Written problem → Reproduce the listing below without any change.
#####
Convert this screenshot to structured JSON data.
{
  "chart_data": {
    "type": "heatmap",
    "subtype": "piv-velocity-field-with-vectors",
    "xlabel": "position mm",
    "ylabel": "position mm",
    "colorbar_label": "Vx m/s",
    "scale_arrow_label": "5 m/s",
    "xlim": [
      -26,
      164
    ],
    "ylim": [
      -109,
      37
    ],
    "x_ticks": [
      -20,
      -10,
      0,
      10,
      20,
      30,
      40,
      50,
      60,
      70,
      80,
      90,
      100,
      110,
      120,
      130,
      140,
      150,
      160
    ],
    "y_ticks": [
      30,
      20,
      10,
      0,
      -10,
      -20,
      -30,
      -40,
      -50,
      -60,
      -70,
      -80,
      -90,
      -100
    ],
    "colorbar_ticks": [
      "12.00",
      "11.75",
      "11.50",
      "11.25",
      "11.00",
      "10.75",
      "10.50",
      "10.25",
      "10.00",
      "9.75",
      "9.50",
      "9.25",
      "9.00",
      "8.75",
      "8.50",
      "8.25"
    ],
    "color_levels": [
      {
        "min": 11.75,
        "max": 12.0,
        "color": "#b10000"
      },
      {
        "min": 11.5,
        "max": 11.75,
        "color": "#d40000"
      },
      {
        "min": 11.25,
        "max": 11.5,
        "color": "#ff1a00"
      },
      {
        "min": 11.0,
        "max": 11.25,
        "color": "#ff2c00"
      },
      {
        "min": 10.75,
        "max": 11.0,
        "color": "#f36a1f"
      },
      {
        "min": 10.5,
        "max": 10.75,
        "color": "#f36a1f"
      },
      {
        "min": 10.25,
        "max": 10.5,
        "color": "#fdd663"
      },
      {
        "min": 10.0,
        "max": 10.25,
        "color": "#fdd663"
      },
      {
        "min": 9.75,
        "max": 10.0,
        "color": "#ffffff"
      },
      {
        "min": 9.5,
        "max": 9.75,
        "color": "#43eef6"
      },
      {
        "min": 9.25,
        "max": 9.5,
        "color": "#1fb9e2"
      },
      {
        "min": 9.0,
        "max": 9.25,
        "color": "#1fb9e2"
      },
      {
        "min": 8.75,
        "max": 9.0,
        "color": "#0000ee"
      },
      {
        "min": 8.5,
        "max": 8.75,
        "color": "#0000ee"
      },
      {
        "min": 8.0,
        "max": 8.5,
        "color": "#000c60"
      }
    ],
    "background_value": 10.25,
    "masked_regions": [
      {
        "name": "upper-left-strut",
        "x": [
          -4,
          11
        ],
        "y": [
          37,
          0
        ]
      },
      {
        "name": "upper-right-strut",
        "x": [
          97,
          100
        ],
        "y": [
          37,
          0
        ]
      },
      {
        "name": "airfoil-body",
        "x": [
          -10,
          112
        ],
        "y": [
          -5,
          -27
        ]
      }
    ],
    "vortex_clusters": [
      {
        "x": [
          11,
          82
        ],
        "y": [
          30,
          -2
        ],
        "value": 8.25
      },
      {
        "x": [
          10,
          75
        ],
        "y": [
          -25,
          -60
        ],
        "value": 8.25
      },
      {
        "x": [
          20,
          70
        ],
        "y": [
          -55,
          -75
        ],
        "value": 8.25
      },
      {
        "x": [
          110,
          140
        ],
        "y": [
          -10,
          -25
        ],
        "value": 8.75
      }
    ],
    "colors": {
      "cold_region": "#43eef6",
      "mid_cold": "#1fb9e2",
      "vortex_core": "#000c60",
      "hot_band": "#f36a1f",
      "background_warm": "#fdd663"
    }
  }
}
#####
Answer to the problem →
Convert this screenshot to structured JSON data.
{
  "chart_data": {
    "type": "heatmap",
    "subtype": "piv-velocity-field-with-vectors",
    "xlabel": "position mm",
    "ylabel": "position mm",
    "colorbar_label": "Vx m/s",
    "scale_arrow_label": "5 m/s",
    "xlim": [
      -26,
      164
    ],
    "ylim": [
      -109,
      37
    ],
    "x_ticks": [
      -20,
      -10,
      0,
      10,
      20,
      30,
      40,
      50,
      60,
      70,
      80,
      90,
      100,
      110,
      120,
      130,
      140,
      150,
      160
    ],
    "y_ticks": [
      30,
      20,
      10,
      0,
      -10,
      -20,
      -30,
      -40,
      -50,
      -60,
      -70,
      -80,
      -90,
      -100
    ],
    "colorbar_ticks": [
      "12.00",
      "11.75",
      "11.50",
      "11.25",
      "11.00",
      "10.75",
      "10.50",
      "10.25",
      "10.00",
      "9.75",
      "9.50",
      "9.25",
      "9.00",
      "8.75",
      "8.50",
      "8.25"
    ],
    "color_levels": [
      {
        "min": 11.75,
        "max": 12.0,
        "color": "#b10000"
      },
      {
        "min": 11.5,
        "max": 11.75,
        "color": "#d40000"
      },
      {
        "min": 11.25,
        "max": 11.5,
        "color": "#ff1a00"
      },
      {
        "min": 11.0,
        "max": 11.25,
        "color": "#ff2c00"
      },
      {
        "min": 10.75,
        "max": 11.0,
        "color": "#f36a1f"
      },
      {
        "min": 10.5,
        "max": 10.75,
        "color": "#f36a1f"
      },
      {
        "min": 10.25,
        "max": 10.5,
        "color": "#fdd663"
      },
      {
        "min": 10.0,
        "max": 10.25,
        "color": "#fdd663"
      },
      {
        "min": 9.75,
        "max": 10.0,
        "color": "#ffffff"
      },
      {
        "min": 9.5,
        "max": 9.75,
        "color": "#43eef6"
      },
      {
        "min": 9.25,
        "max": 9.5,
        "color": "#1fb9e2"
      },
      {
        "min": 9.0,
        "max": 9.25,
        "color": "#1fb9e2"
      },
      {
        "min": 8.75,
        "max": 9.0,
        "color": "#0000ee"
      },
      {
        "min": 8.5,
        "max": 8.75,
        "color": "#0000ee"
      },
      {
        "min": 8.0,
        "max": 8.5,
        "color": "#000c60"
      }
    ],
    "background_value": 10.25,
    "masked_regions": [
      {
        "name": "upper-left-strut",
        "x": [
          -4,
          11
        ],
        "y": [
          37,
          0
        ]
      },
      {
        "name": "upper-right-strut",
        "x": [
          97,
          100
        ],
        "y": [
          37,
          0
        ]
      },
      {
        "name": "airfoil-body",
        "x": [
          -10,
          112
        ],
        "y": [
          -5,
          -27
        ]
      }
    ],
    "vortex_clusters": [
      {
        "x": [
          11,
          82
        ],
        "y": [
          30,
          -2
        ],
        "value": 8.25
      },
      {
        "x": [
          10,
          75
        ],
        "y": [
          -25,
          -60
        ],
        "value": 8.25
      },
      {
        "x": [
          20,
          70
        ],
        "y": [
          -55,
          -75
        ],
        "value": 8.25
      },
      {
        "x": [
          110,
          140
        ],
        "y": [
          -10,
          -25
        ],
        "value": 8.75
      }
    ],
    "colors": {
      "cold_region": "#43eef6",
      "mid_cold": "#1fb9e2",
      "vortex_core": "#000c60",
      "hot_band": "#f36a1f",
      "background_warm": "#fdd663"
    }
  }
}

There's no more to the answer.